- [Task requirements]: Display each line in the records below that contains the string "elements". Treat uppercase and lowercase letters as different.

# # # # #

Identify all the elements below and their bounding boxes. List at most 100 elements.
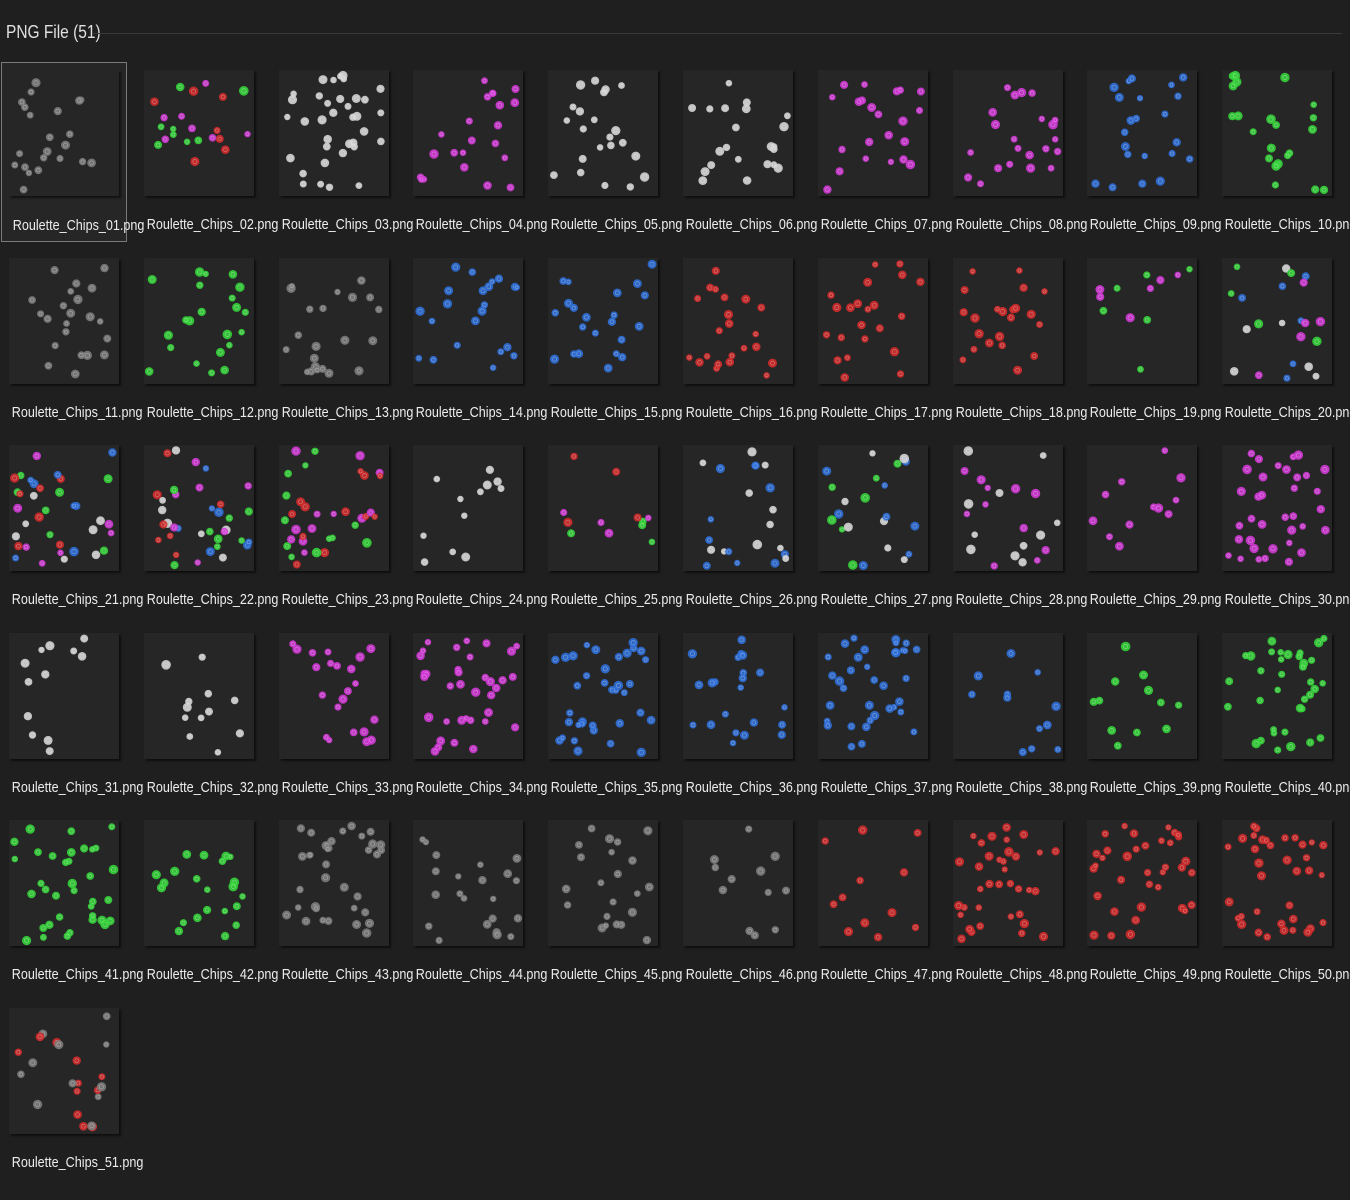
file-tile[interactable]: Roulette_Chips_44.png — [405, 812, 548, 992]
file-name-label[interactable]: Roulette_Chips_27.png — [820, 591, 953, 608]
group-title[interactable]: PNG File (51) — [6, 22, 101, 42]
file-tile[interactable]: Roulette_Chips_14.png — [405, 250, 548, 430]
file-thumbnail[interactable] — [413, 632, 524, 759]
file-name-label[interactable]: Roulette_Chips_06.png — [685, 216, 818, 233]
file-tile[interactable]: Roulette_Chips_42.png — [136, 812, 278, 992]
file-tile[interactable]: Roulette_Chips_22.png — [136, 437, 279, 617]
file-name-label[interactable]: Roulette_Chips_40.png — [1224, 778, 1350, 796]
file-tile[interactable]: Roulette_Chips_08.png — [945, 62, 1087, 242]
file-name-label[interactable]: Roulette_Chips_48.png — [955, 966, 1088, 983]
file-thumbnail[interactable] — [548, 445, 659, 571]
file-tile[interactable]: Roulette_Chips_09.png — [1079, 62, 1222, 242]
file-name-label[interactable]: Roulette_Chips_23.png — [281, 591, 414, 608]
file-tile[interactable]: Roulette_Chips_33.png — [271, 625, 414, 805]
file-thumbnail[interactable] — [1222, 632, 1333, 759]
file-name-label[interactable]: Roulette_Chips_14.png — [416, 403, 548, 421]
file-thumbnail[interactable] — [1222, 445, 1333, 571]
file-tile[interactable]: Roulette_Chips_47.png — [810, 812, 952, 992]
file-thumbnail[interactable] — [817, 632, 928, 759]
file-tile[interactable]: Roulette_Chips_51.png — [1, 1000, 143, 1180]
file-tile[interactable]: Roulette_Chips_06.png — [675, 62, 818, 242]
file-name-label[interactable]: Roulette_Chips_37.png — [820, 778, 953, 796]
file-name-label[interactable]: Roulette_Chips_03.png — [281, 216, 414, 233]
file-tile[interactable]: Roulette_Chips_15.png — [540, 250, 683, 430]
file-thumbnail[interactable] — [548, 257, 659, 384]
file-name-label[interactable]: Roulette_Chips_26.png — [685, 591, 818, 608]
file-thumbnail[interactable] — [278, 70, 389, 196]
file-thumbnail[interactable] — [9, 1007, 119, 1134]
file-thumbnail[interactable] — [1222, 820, 1333, 946]
file-name-label[interactable]: Roulette_Chips_18.png — [955, 403, 1088, 421]
file-thumbnail[interactable] — [1222, 257, 1333, 384]
file-name-label[interactable]: Roulette_Chips_13.png — [281, 403, 414, 421]
file-thumbnail[interactable] — [143, 445, 254, 571]
file-tile[interactable]: Roulette_Chips_39.png — [1079, 625, 1222, 805]
file-name-label[interactable]: Roulette_Chips_07.png — [820, 216, 953, 233]
file-tile[interactable]: Roulette_Chips_10.png — [1214, 62, 1350, 242]
file-name-label[interactable]: Roulette_Chips_21.png — [11, 591, 144, 608]
file-tile[interactable]: Roulette_Chips_30.png — [1214, 437, 1350, 617]
file-thumbnail[interactable] — [413, 445, 524, 571]
file-thumbnail[interactable] — [817, 257, 928, 384]
file-name-label[interactable]: Roulette_Chips_44.png — [416, 966, 548, 983]
file-tile[interactable]: Roulette_Chips_19.png — [1079, 250, 1222, 430]
file-name-label[interactable]: Roulette_Chips_32.png — [146, 778, 279, 796]
file-tile[interactable]: Roulette_Chips_37.png — [810, 625, 953, 805]
file-tile[interactable]: Roulette_Chips_07.png — [810, 62, 953, 242]
file-name-label[interactable]: Roulette_Chips_11.png — [11, 403, 143, 421]
file-thumbnail[interactable] — [548, 820, 659, 946]
file-name-label[interactable]: Roulette_Chips_30.png — [1224, 591, 1350, 608]
file-name-label[interactable]: Roulette_Chips_24.png — [416, 591, 548, 608]
file-name-label[interactable]: Roulette_Chips_33.png — [281, 778, 414, 796]
file-tile[interactable]: Roulette_Chips_03.png — [271, 62, 414, 242]
file-tile[interactable]: Roulette_Chips_45.png — [540, 812, 683, 992]
file-tile[interactable]: Roulette_Chips_50.png — [1214, 812, 1350, 992]
file-name-label[interactable]: Roulette_Chips_49.png — [1090, 966, 1222, 983]
file-thumbnail[interactable] — [548, 632, 659, 759]
file-tile[interactable]: Roulette_Chips_11.png — [1, 250, 143, 430]
file-tile[interactable]: Roulette_Chips_01.png — [1, 62, 145, 242]
file-tile[interactable]: Roulette_Chips_13.png — [271, 250, 414, 430]
file-name-label[interactable]: Roulette_Chips_09.png — [1090, 216, 1222, 233]
file-thumbnail[interactable] — [1087, 70, 1198, 196]
file-name-label[interactable]: Roulette_Chips_17.png — [820, 403, 953, 421]
file-name-label[interactable]: Roulette_Chips_45.png — [550, 966, 683, 983]
file-name-label[interactable]: Roulette_Chips_43.png — [281, 966, 414, 983]
file-name-label[interactable]: Roulette_Chips_25.png — [550, 591, 683, 608]
file-tile[interactable]: Roulette_Chips_02.png — [136, 62, 279, 242]
file-tile[interactable]: Roulette_Chips_28.png — [945, 437, 1088, 617]
file-tile[interactable]: Roulette_Chips_38.png — [945, 625, 1087, 805]
file-thumbnail[interactable] — [1087, 632, 1198, 759]
file-tile[interactable]: Roulette_Chips_49.png — [1079, 812, 1222, 992]
file-thumbnail[interactable] — [952, 445, 1063, 571]
file-tile[interactable]: Roulette_Chips_27.png — [810, 437, 953, 617]
file-name-label[interactable]: Roulette_Chips_01.png — [12, 217, 145, 234]
file-tile[interactable]: Roulette_Chips_36.png — [675, 625, 817, 805]
file-thumbnail[interactable] — [548, 70, 659, 196]
file-thumbnail[interactable] — [278, 445, 389, 571]
file-tile[interactable]: Roulette_Chips_40.png — [1214, 625, 1350, 805]
file-tile[interactable]: Roulette_Chips_17.png — [810, 250, 953, 430]
file-name-label[interactable]: Roulette_Chips_10.png — [1224, 216, 1350, 233]
file-thumbnail[interactable] — [817, 445, 928, 571]
file-name-label[interactable]: Roulette_Chips_28.png — [955, 591, 1088, 608]
file-thumbnail[interactable] — [683, 70, 793, 196]
file-name-label[interactable]: Roulette_Chips_31.png — [11, 778, 144, 796]
file-thumbnail[interactable] — [683, 820, 793, 946]
file-name-label[interactable]: Roulette_Chips_39.png — [1090, 778, 1222, 796]
file-thumbnail[interactable] — [817, 820, 928, 946]
file-thumbnail[interactable] — [952, 70, 1063, 196]
file-name-label[interactable]: Roulette_Chips_22.png — [146, 591, 279, 608]
file-thumbnail[interactable] — [683, 445, 793, 571]
file-thumbnail[interactable] — [9, 820, 119, 946]
file-name-label[interactable]: Roulette_Chips_02.png — [146, 216, 279, 233]
file-thumbnail[interactable] — [9, 445, 119, 571]
file-thumbnail[interactable] — [952, 632, 1063, 759]
file-name-label[interactable]: Roulette_Chips_15.png — [550, 403, 683, 421]
file-tile[interactable]: Roulette_Chips_48.png — [945, 812, 1088, 992]
file-name-label[interactable]: Roulette_Chips_29.png — [1090, 591, 1222, 608]
file-thumbnail[interactable] — [683, 257, 793, 384]
file-thumbnail[interactable] — [1087, 820, 1198, 946]
file-thumbnail[interactable] — [278, 632, 389, 759]
file-tile[interactable]: Roulette_Chips_26.png — [675, 437, 818, 617]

# # # # #

- [Response to the exercise]:
Identify all the elements below and their bounding boxes. List at most 100 elements.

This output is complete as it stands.